REQUIREMENT |
Pictures are to be left out, and every entry repeated exactly.

INPUT RECORDS |
....

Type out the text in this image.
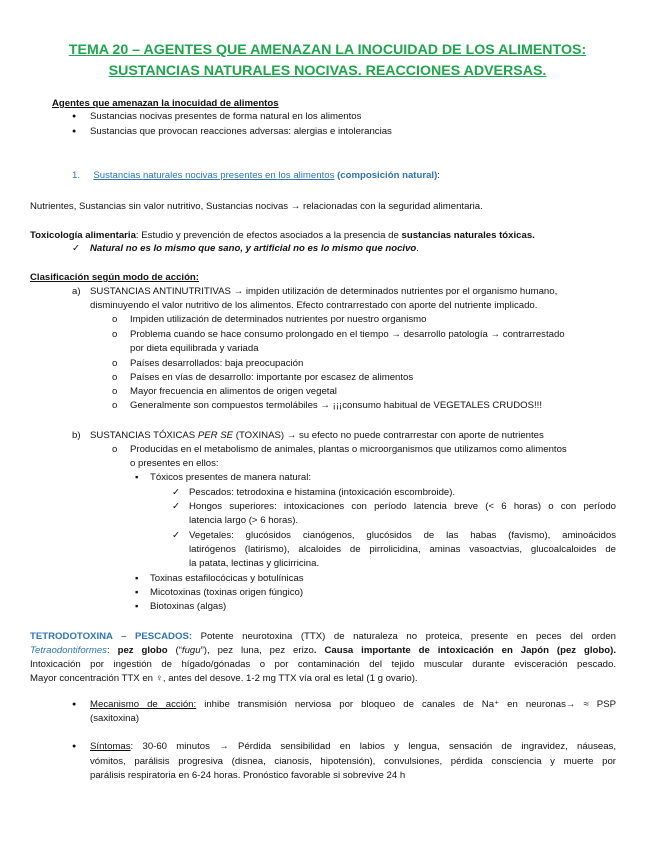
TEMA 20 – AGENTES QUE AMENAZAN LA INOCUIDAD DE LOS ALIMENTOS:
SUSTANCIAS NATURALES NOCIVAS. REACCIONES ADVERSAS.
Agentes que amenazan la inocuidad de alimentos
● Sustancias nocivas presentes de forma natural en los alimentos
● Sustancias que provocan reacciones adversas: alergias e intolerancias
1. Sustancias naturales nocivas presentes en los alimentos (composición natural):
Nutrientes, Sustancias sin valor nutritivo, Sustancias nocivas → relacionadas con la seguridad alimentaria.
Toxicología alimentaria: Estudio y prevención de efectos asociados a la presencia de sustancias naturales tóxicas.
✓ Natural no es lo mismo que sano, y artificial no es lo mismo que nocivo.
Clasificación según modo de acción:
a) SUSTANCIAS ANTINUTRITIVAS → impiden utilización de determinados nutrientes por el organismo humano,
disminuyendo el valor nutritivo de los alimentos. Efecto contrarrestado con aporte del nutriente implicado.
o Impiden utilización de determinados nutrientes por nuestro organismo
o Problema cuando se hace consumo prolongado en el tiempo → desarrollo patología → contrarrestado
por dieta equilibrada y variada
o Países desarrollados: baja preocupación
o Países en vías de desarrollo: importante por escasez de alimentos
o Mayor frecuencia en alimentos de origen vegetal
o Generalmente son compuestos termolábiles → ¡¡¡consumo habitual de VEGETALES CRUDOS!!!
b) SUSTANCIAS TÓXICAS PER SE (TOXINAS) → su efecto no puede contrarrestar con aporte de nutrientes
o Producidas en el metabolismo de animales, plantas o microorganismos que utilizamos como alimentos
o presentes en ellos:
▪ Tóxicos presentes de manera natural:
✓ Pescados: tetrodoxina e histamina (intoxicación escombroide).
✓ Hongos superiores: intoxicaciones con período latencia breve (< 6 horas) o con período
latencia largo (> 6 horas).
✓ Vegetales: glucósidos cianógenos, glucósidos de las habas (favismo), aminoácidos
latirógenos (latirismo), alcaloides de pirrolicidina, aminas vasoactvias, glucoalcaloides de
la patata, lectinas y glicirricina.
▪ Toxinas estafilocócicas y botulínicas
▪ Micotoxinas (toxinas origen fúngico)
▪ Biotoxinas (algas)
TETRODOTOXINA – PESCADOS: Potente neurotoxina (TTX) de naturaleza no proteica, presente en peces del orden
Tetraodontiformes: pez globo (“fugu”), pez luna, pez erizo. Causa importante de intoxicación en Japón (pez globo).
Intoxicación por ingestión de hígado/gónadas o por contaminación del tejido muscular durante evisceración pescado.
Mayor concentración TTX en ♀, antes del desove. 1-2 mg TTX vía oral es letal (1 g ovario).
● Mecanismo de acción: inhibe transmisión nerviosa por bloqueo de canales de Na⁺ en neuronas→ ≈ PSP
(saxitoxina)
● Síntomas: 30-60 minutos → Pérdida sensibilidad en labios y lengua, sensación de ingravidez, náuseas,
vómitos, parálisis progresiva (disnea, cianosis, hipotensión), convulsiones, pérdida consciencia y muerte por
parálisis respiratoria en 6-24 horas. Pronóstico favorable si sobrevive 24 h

....

ANSWER BOX |
Type out the text in this image.
TEMA 20 – AGENTES QUE AMENAZAN LA INOCUIDAD DE LOS ALIMENTOS:
SUSTANCIAS NATURALES NOCIVAS. REACCIONES ADVERSAS.
Agentes que amenazan la inocuidad de alimentos
● Sustancias nocivas presentes de forma natural en los alimentos
● Sustancias que provocan reacciones adversas: alergias e intolerancias
1. Sustancias naturales nocivas presentes en los alimentos (composición natural):
Nutrientes, Sustancias sin valor nutritivo, Sustancias nocivas → relacionadas con la seguridad alimentaria.
Toxicología alimentaria: Estudio y prevención de efectos asociados a la presencia de sustancias naturales tóxicas.
✓ Natural no es lo mismo que sano, y artificial no es lo mismo que nocivo.
Clasificación según modo de acción:
a) SUSTANCIAS ANTINUTRITIVAS → impiden utilización de determinados nutrientes por el organismo humano,
disminuyendo el valor nutritivo de los alimentos. Efecto contrarrestado con aporte del nutriente implicado.
o Impiden utilización de determinados nutrientes por nuestro organismo
o Problema cuando se hace consumo prolongado en el tiempo → desarrollo patología → contrarrestado
por dieta equilibrada y variada
o Países desarrollados: baja preocupación
o Países en vías de desarrollo: importante por escasez de alimentos
o Mayor frecuencia en alimentos de origen vegetal
o Generalmente son compuestos termolábiles → ¡¡¡consumo habitual de VEGETALES CRUDOS!!!
b) SUSTANCIAS TÓXICAS PER SE (TOXINAS) → su efecto no puede contrarrestar con aporte de nutrientes
o Producidas en el metabolismo de animales, plantas o microorganismos que utilizamos como alimentos
o presentes en ellos:
▪ Tóxicos presentes de manera natural:
✓ Pescados: tetrodoxina e histamina (intoxicación escombroide).
✓ Hongos superiores: intoxicaciones con período latencia breve (< 6 horas) o con período
latencia largo (> 6 horas).
✓ Vegetales: glucósidos cianógenos, glucósidos de las habas (favismo), aminoácidos
latirógenos (latirismo), alcaloides de pirrolicidina, aminas vasoactvias, glucoalcaloides de
la patata, lectinas y glicirricina.
▪ Toxinas estafilocócicas y botulínicas
▪ Micotoxinas (toxinas origen fúngico)
▪ Biotoxinas (algas)
TETRODOTOXINA – PESCADOS: Potente neurotoxina (TTX) de naturaleza no proteica, presente en peces del orden
Tetraodontiformes: pez globo (“fugu”), pez luna, pez erizo. Causa importante de intoxicación en Japón (pez globo).
Intoxicación por ingestión de hígado/gónadas o por contaminación del tejido muscular durante evisceración pescado.
Mayor concentración TTX en ♀, antes del desove. 1-2 mg TTX vía oral es letal (1 g ovario).
● Mecanismo de acción: inhibe transmisión nerviosa por bloqueo de canales de Na⁺ en neuronas→ ≈ PSP
(saxitoxina)
● Síntomas: 30-60 minutos → Pérdida sensibilidad en labios y lengua, sensación de ingravidez, náuseas,
vómitos, parálisis progresiva (disnea, cianosis, hipotensión), convulsiones, pérdida consciencia y muerte por
parálisis respiratoria en 6-24 horas. Pronóstico favorable si sobrevive 24 h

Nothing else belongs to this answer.